WHAT THE TASK ASKS: Below are the records; reproduce all of them exactly but without any images.

━━━━━━━━━━━━━━━━

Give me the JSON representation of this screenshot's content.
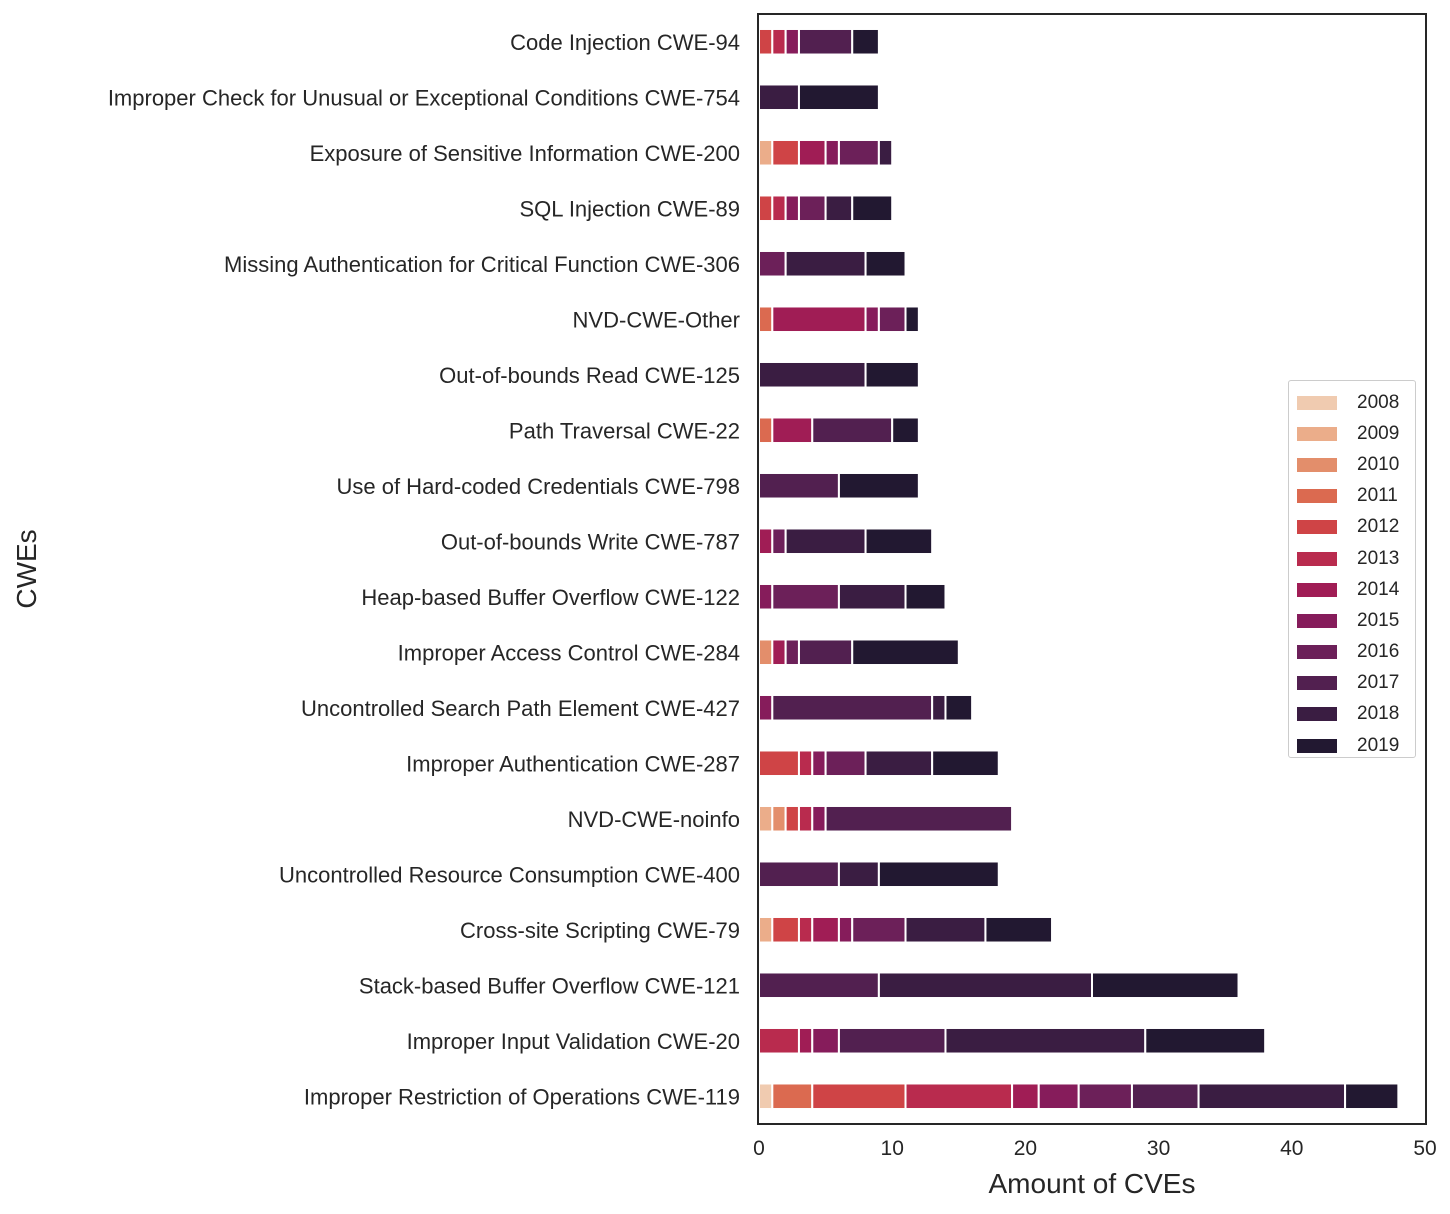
{
  "chart_data": {
    "type": "bar",
    "orientation": "horizontal",
    "stacked": true,
    "xlabel": "Amount of CVEs",
    "ylabel": "CWEs",
    "xlim": [
      0,
      50
    ],
    "xticks": [
      0,
      10,
      20,
      30,
      40,
      50
    ],
    "grid": false,
    "legend_position": "right",
    "categories": [
      "Code Injection CWE-94",
      "Improper Check for Unusual or Exceptional Conditions CWE-754",
      "Exposure of Sensitive Information CWE-200",
      "SQL Injection CWE-89",
      "Missing Authentication for Critical Function CWE-306",
      "NVD-CWE-Other",
      "Out-of-bounds Read CWE-125",
      "Path Traversal CWE-22",
      "Use of Hard-coded Credentials CWE-798",
      "Out-of-bounds Write CWE-787",
      "Heap-based Buffer Overflow CWE-122",
      "Improper Access Control CWE-284",
      "Uncontrolled Search Path Element CWE-427",
      "Improper Authentication CWE-287",
      "NVD-CWE-noinfo",
      "Uncontrolled Resource Consumption CWE-400",
      "Cross-site Scripting CWE-79",
      "Stack-based Buffer Overflow CWE-121",
      "Improper Input Validation CWE-20",
      "Improper Restriction of Operations CWE-119"
    ],
    "series": [
      {
        "name": "2008",
        "color": "#f0cbb0",
        "values": [
          0,
          0,
          0,
          0,
          0,
          0,
          0,
          0,
          0,
          0,
          0,
          0,
          0,
          0,
          0,
          0,
          0,
          0,
          0,
          1
        ]
      },
      {
        "name": "2009",
        "color": "#ebad8a",
        "values": [
          0,
          0,
          1,
          0,
          0,
          0,
          0,
          0,
          0,
          0,
          0,
          0,
          0,
          0,
          1,
          0,
          1,
          0,
          0,
          0
        ]
      },
      {
        "name": "2010",
        "color": "#e38e6b",
        "values": [
          0,
          0,
          0,
          0,
          0,
          0,
          0,
          0,
          0,
          0,
          0,
          1,
          0,
          0,
          1,
          0,
          0,
          0,
          0,
          0
        ]
      },
      {
        "name": "2011",
        "color": "#db6a50",
        "values": [
          0,
          0,
          0,
          0,
          0,
          1,
          0,
          1,
          0,
          0,
          0,
          0,
          0,
          0,
          0,
          0,
          0,
          0,
          0,
          3
        ]
      },
      {
        "name": "2012",
        "color": "#cf4446",
        "values": [
          1,
          0,
          2,
          1,
          0,
          0,
          0,
          0,
          0,
          0,
          0,
          0,
          0,
          3,
          1,
          0,
          2,
          0,
          0,
          7
        ]
      },
      {
        "name": "2013",
        "color": "#b92b4e",
        "values": [
          1,
          0,
          0,
          1,
          0,
          0,
          0,
          0,
          0,
          0,
          0,
          0,
          0,
          1,
          1,
          0,
          1,
          0,
          3,
          8
        ]
      },
      {
        "name": "2014",
        "color": "#a01d55",
        "values": [
          0,
          0,
          2,
          0,
          0,
          7,
          0,
          3,
          0,
          1,
          0,
          1,
          0,
          0,
          0,
          0,
          2,
          0,
          1,
          2
        ]
      },
      {
        "name": "2015",
        "color": "#861c5b",
        "values": [
          1,
          0,
          1,
          1,
          0,
          1,
          0,
          0,
          0,
          0,
          1,
          0,
          1,
          1,
          1,
          0,
          1,
          0,
          2,
          3
        ]
      },
      {
        "name": "2016",
        "color": "#6c2059",
        "values": [
          0,
          0,
          3,
          2,
          2,
          2,
          0,
          0,
          0,
          1,
          5,
          1,
          0,
          3,
          0,
          0,
          4,
          0,
          0,
          4
        ]
      },
      {
        "name": "2017",
        "color": "#522050",
        "values": [
          4,
          0,
          0,
          0,
          0,
          0,
          0,
          6,
          6,
          0,
          0,
          4,
          12,
          0,
          14,
          6,
          0,
          9,
          8,
          5
        ]
      },
      {
        "name": "2018",
        "color": "#3a1d42",
        "values": [
          0,
          3,
          1,
          2,
          6,
          0,
          8,
          0,
          0,
          6,
          5,
          0,
          1,
          5,
          0,
          3,
          6,
          16,
          15,
          11
        ]
      },
      {
        "name": "2019",
        "color": "#221831",
        "values": [
          2,
          6,
          0,
          3,
          3,
          1,
          4,
          2,
          6,
          5,
          3,
          8,
          2,
          5,
          0,
          9,
          5,
          11,
          9,
          4
        ]
      }
    ]
  }
}
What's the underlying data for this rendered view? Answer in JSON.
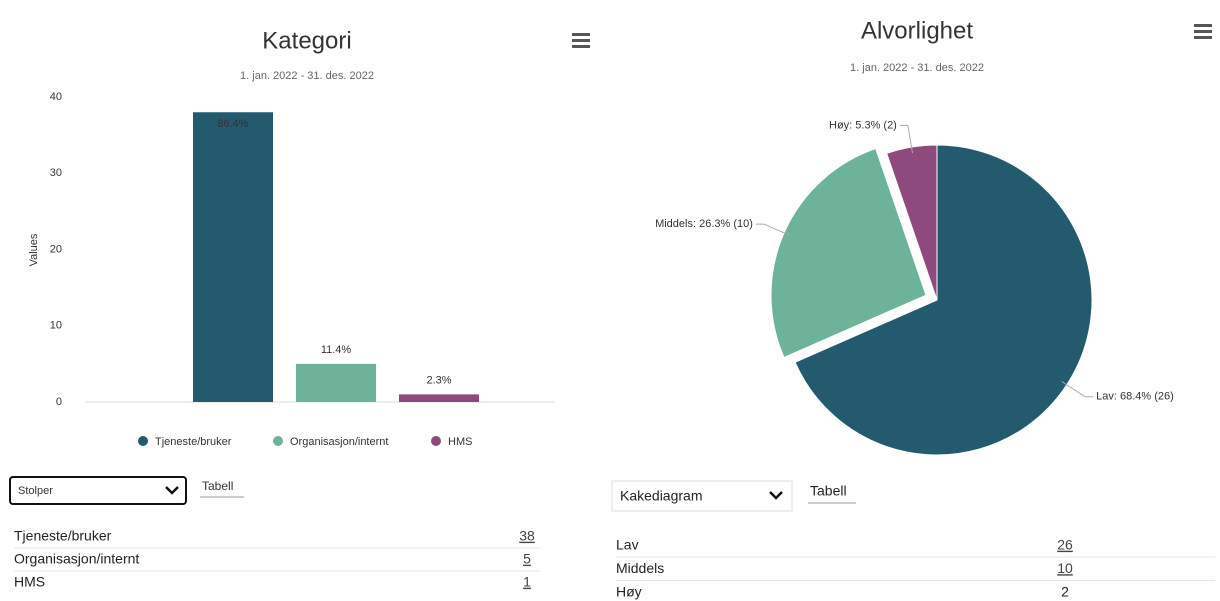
{
  "chart_data": [
    {
      "type": "bar",
      "title": "Kategori",
      "subtitle": "1. jan. 2022 - 31. des. 2022",
      "y_label": "Values",
      "categories": [
        "Tjeneste/bruker",
        "Organisasjon/internt",
        "HMS"
      ],
      "values": [
        38,
        5,
        1
      ],
      "percent_labels": [
        "86.4%",
        "11.4%",
        "2.3%"
      ],
      "colors": [
        "#245a6e",
        "#6db39a",
        "#8e4a7c"
      ],
      "ylim": [
        0,
        40
      ],
      "yticks": [
        0,
        10,
        20,
        30,
        40
      ],
      "grid": false,
      "legend": "bottom"
    },
    {
      "type": "pie",
      "title": "Alvorlighet",
      "subtitle": "1. jan. 2022 - 31. des. 2022",
      "categories": [
        "Lav",
        "Middels",
        "Høy"
      ],
      "values": [
        26,
        10,
        2
      ],
      "value_labels": [
        "Lav: 68.4% (26)",
        "Middels: 26.3% (10)",
        "Høy: 5.3% (2)"
      ],
      "colors": [
        "#245a6e",
        "#6db39a",
        "#8e4a7c"
      ],
      "sliced": 1
    }
  ],
  "controls": [
    {
      "select": "Stolper",
      "tab": "Tabell"
    },
    {
      "select": "Kakediagram",
      "tab": "Tabell"
    }
  ],
  "tables": [
    {
      "rows": [
        [
          "Tjeneste/bruker",
          "38"
        ],
        [
          "Organisasjon/internt",
          "5"
        ],
        [
          "HMS",
          "1"
        ]
      ]
    },
    {
      "rows": [
        [
          "Lav",
          "26"
        ],
        [
          "Middels",
          "10"
        ],
        [
          "Høy",
          "2"
        ]
      ]
    }
  ]
}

━━━━━━━━━━━━━━━━

FULL OUTPUT:
Give me the JSON representation of this screenshot's content.
{
  "chart_data": {
    "type": "bar",
    "orientation": "horizontal",
    "stacked": true,
    "xlabel": "Amount of CVEs",
    "ylabel": "CWEs",
    "xlim": [
      0,
      50
    ],
    "xticks": [
      0,
      10,
      20,
      30,
      40,
      50
    ],
    "grid": false,
    "legend_position": "right",
    "categories": [
      "Code Injection CWE-94",
      "Improper Check for Unusual or Exceptional Conditions CWE-754",
      "Exposure of Sensitive Information CWE-200",
      "SQL Injection CWE-89",
      "Missing Authentication for Critical Function CWE-306",
      "NVD-CWE-Other",
      "Out-of-bounds Read CWE-125",
      "Path Traversal CWE-22",
      "Use of Hard-coded Credentials CWE-798",
      "Out-of-bounds Write CWE-787",
      "Heap-based Buffer Overflow CWE-122",
      "Improper Access Control CWE-284",
      "Uncontrolled Search Path Element CWE-427",
      "Improper Authentication CWE-287",
      "NVD-CWE-noinfo",
      "Uncontrolled Resource Consumption CWE-400",
      "Cross-site Scripting CWE-79",
      "Stack-based Buffer Overflow CWE-121",
      "Improper Input Validation CWE-20",
      "Improper Restriction of Operations CWE-119"
    ],
    "series": [
      {
        "name": "2008",
        "color": "#f0cbb0",
        "values": [
          0,
          0,
          0,
          0,
          0,
          0,
          0,
          0,
          0,
          0,
          0,
          0,
          0,
          0,
          0,
          0,
          0,
          0,
          0,
          1
        ]
      },
      {
        "name": "2009",
        "color": "#ebad8a",
        "values": [
          0,
          0,
          1,
          0,
          0,
          0,
          0,
          0,
          0,
          0,
          0,
          0,
          0,
          0,
          1,
          0,
          1,
          0,
          0,
          0
        ]
      },
      {
        "name": "2010",
        "color": "#e38e6b",
        "values": [
          0,
          0,
          0,
          0,
          0,
          0,
          0,
          0,
          0,
          0,
          0,
          1,
          0,
          0,
          1,
          0,
          0,
          0,
          0,
          0
        ]
      },
      {
        "name": "2011",
        "color": "#db6a50",
        "values": [
          0,
          0,
          0,
          0,
          0,
          1,
          0,
          1,
          0,
          0,
          0,
          0,
          0,
          0,
          0,
          0,
          0,
          0,
          0,
          3
        ]
      },
      {
        "name": "2012",
        "color": "#cf4446",
        "values": [
          1,
          0,
          2,
          1,
          0,
          0,
          0,
          0,
          0,
          0,
          0,
          0,
          0,
          3,
          1,
          0,
          2,
          0,
          0,
          7
        ]
      },
      {
        "name": "2013",
        "color": "#b92b4e",
        "values": [
          1,
          0,
          0,
          1,
          0,
          0,
          0,
          0,
          0,
          0,
          0,
          0,
          0,
          1,
          1,
          0,
          1,
          0,
          3,
          8
        ]
      },
      {
        "name": "2014",
        "color": "#a01d55",
        "values": [
          0,
          0,
          2,
          0,
          0,
          7,
          0,
          3,
          0,
          1,
          0,
          1,
          0,
          0,
          0,
          0,
          2,
          0,
          1,
          2
        ]
      },
      {
        "name": "2015",
        "color": "#861c5b",
        "values": [
          1,
          0,
          1,
          1,
          0,
          1,
          0,
          0,
          0,
          0,
          1,
          0,
          1,
          1,
          1,
          0,
          1,
          0,
          2,
          3
        ]
      },
      {
        "name": "2016",
        "color": "#6c2059",
        "values": [
          0,
          0,
          3,
          2,
          2,
          2,
          0,
          0,
          0,
          1,
          5,
          1,
          0,
          3,
          0,
          0,
          4,
          0,
          0,
          4
        ]
      },
      {
        "name": "2017",
        "color": "#522050",
        "values": [
          4,
          0,
          0,
          0,
          0,
          0,
          0,
          6,
          6,
          0,
          0,
          4,
          12,
          0,
          14,
          6,
          0,
          9,
          8,
          5
        ]
      },
      {
        "name": "2018",
        "color": "#3a1d42",
        "values": [
          0,
          3,
          1,
          2,
          6,
          0,
          8,
          0,
          0,
          6,
          5,
          0,
          1,
          5,
          0,
          3,
          6,
          16,
          15,
          11
        ]
      },
      {
        "name": "2019",
        "color": "#221831",
        "values": [
          2,
          6,
          0,
          3,
          3,
          1,
          4,
          2,
          6,
          5,
          3,
          8,
          2,
          5,
          0,
          9,
          5,
          11,
          9,
          4
        ]
      }
    ]
  }
}
What's the underlying data for this rendered view? Answer in JSON.
{
  "chart_data": [
    {
      "type": "bar",
      "title": "Kategori",
      "subtitle": "1. jan. 2022 - 31. des. 2022",
      "y_label": "Values",
      "categories": [
        "Tjeneste/bruker",
        "Organisasjon/internt",
        "HMS"
      ],
      "values": [
        38,
        5,
        1
      ],
      "percent_labels": [
        "86.4%",
        "11.4%",
        "2.3%"
      ],
      "colors": [
        "#245a6e",
        "#6db39a",
        "#8e4a7c"
      ],
      "ylim": [
        0,
        40
      ],
      "yticks": [
        0,
        10,
        20,
        30,
        40
      ],
      "grid": false,
      "legend": "bottom"
    },
    {
      "type": "pie",
      "title": "Alvorlighet",
      "subtitle": "1. jan. 2022 - 31. des. 2022",
      "categories": [
        "Lav",
        "Middels",
        "Høy"
      ],
      "values": [
        26,
        10,
        2
      ],
      "value_labels": [
        "Lav: 68.4% (26)",
        "Middels: 26.3% (10)",
        "Høy: 5.3% (2)"
      ],
      "colors": [
        "#245a6e",
        "#6db39a",
        "#8e4a7c"
      ],
      "sliced": 1
    }
  ],
  "controls": [
    {
      "select": "Stolper",
      "tab": "Tabell"
    },
    {
      "select": "Kakediagram",
      "tab": "Tabell"
    }
  ],
  "tables": [
    {
      "rows": [
        [
          "Tjeneste/bruker",
          "38"
        ],
        [
          "Organisasjon/internt",
          "5"
        ],
        [
          "HMS",
          "1"
        ]
      ]
    },
    {
      "rows": [
        [
          "Lav",
          "26"
        ],
        [
          "Middels",
          "10"
        ],
        [
          "Høy",
          "2"
        ]
      ]
    }
  ]
}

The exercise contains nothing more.